>> START
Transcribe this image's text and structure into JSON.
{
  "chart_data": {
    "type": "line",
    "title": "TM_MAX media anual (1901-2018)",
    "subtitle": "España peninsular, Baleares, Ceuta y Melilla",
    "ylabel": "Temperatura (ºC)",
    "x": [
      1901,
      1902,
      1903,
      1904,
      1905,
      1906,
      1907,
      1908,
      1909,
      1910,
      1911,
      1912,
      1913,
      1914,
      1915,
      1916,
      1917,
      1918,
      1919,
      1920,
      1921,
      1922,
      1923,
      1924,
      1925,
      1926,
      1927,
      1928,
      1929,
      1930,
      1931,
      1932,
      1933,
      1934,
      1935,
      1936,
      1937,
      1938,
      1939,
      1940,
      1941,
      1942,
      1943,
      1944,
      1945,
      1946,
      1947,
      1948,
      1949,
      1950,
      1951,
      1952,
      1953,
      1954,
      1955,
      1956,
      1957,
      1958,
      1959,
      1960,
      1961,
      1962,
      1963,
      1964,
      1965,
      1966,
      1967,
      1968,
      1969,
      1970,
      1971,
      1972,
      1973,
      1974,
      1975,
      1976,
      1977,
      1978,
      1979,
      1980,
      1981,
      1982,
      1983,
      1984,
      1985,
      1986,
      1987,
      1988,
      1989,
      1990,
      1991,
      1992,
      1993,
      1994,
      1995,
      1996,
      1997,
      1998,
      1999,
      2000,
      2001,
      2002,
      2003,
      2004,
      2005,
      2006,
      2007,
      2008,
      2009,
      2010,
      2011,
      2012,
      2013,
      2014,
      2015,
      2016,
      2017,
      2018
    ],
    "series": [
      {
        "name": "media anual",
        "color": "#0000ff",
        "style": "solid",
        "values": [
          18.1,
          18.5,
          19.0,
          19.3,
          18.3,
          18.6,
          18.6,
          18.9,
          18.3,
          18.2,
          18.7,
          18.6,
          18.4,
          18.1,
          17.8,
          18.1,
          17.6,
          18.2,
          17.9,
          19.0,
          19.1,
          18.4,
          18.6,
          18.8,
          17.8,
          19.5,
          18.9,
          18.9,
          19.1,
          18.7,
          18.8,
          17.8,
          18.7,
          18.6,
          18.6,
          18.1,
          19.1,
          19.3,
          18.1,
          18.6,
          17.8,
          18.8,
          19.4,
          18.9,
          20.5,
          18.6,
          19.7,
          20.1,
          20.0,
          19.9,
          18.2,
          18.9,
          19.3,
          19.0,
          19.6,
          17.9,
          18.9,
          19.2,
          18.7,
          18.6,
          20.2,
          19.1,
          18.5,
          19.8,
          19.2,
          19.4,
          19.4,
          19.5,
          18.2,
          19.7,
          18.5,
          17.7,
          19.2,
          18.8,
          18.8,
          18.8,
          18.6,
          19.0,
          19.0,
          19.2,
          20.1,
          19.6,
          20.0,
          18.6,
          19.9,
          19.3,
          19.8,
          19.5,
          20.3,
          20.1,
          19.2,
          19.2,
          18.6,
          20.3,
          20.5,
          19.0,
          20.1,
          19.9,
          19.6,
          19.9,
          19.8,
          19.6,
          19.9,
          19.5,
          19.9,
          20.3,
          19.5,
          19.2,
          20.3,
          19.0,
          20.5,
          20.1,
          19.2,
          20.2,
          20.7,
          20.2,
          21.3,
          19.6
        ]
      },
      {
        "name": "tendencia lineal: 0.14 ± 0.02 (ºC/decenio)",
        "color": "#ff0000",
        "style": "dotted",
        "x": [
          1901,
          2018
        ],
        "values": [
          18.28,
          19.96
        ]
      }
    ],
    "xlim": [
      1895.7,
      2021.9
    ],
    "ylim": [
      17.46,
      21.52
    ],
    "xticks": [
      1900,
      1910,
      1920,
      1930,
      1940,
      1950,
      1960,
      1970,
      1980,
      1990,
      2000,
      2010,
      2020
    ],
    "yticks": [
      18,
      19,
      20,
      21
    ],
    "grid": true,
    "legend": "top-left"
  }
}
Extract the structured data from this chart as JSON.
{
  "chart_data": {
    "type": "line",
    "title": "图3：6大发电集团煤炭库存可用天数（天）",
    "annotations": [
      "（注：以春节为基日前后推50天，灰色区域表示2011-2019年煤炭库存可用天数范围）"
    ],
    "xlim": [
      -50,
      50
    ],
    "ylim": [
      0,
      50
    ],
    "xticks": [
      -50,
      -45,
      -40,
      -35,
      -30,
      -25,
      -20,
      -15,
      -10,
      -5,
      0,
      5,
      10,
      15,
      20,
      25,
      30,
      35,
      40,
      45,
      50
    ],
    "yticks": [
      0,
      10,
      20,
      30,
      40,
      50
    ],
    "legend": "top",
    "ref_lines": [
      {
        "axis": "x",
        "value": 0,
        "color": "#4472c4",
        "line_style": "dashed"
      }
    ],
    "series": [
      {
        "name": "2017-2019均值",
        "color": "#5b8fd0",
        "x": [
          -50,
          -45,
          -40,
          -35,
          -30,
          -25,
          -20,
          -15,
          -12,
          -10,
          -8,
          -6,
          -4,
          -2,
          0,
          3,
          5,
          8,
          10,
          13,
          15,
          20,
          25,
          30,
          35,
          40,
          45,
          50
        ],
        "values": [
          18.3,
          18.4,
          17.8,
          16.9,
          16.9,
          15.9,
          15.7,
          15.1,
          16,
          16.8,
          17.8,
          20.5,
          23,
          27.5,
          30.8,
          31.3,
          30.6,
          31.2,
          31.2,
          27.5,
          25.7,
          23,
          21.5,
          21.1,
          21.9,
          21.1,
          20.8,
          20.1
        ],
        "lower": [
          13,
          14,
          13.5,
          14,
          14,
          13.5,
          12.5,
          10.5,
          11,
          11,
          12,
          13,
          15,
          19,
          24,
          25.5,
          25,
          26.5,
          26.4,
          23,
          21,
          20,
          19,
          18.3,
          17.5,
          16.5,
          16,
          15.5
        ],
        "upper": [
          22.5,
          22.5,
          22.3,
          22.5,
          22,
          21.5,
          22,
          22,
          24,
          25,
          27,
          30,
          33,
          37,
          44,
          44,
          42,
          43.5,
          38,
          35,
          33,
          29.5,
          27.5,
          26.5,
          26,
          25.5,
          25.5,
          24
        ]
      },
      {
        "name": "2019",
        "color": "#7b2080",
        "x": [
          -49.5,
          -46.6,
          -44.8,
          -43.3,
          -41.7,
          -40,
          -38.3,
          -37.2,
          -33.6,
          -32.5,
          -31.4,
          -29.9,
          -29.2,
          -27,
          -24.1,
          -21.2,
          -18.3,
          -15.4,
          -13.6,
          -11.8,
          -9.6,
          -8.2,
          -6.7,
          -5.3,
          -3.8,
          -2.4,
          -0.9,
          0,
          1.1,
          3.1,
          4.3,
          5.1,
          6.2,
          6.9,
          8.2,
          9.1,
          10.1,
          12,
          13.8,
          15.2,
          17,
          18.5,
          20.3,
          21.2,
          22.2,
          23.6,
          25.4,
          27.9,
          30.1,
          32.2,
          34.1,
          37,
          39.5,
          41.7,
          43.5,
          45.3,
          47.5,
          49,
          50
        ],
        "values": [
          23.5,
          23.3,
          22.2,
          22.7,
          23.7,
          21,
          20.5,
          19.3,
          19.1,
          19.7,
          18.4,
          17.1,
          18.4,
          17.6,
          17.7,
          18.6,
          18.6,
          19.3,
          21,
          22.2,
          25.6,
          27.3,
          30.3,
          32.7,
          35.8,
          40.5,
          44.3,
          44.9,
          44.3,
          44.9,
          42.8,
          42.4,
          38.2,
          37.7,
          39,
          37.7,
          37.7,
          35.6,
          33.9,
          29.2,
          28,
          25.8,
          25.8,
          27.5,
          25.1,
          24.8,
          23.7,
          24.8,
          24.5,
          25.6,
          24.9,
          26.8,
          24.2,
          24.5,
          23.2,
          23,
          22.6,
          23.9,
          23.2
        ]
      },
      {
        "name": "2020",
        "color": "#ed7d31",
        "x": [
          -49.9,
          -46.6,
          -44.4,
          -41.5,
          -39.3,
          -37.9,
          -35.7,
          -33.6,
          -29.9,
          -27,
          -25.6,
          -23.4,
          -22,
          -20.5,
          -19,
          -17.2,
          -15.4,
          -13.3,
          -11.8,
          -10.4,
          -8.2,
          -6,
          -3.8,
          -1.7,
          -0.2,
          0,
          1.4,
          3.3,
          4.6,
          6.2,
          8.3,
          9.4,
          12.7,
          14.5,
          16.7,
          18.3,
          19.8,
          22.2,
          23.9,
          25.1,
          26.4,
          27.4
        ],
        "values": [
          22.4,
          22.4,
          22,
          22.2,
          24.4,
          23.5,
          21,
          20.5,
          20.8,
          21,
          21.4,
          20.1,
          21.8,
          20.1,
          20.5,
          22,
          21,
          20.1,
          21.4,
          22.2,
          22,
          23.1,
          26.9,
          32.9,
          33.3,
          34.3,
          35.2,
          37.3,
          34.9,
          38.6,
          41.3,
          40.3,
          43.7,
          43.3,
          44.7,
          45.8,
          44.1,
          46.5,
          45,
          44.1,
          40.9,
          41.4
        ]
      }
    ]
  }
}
>> END
» Aim of the exercise
Return each full line of the entries that contains the word "color".

» Result of the task
        "color": "#0000ff",
        "color": "#ff0000",
        "color": "#4472c4",
        "color": "#5b8fd0",
        "color": "#7b2080",
        "color": "#ed7d31",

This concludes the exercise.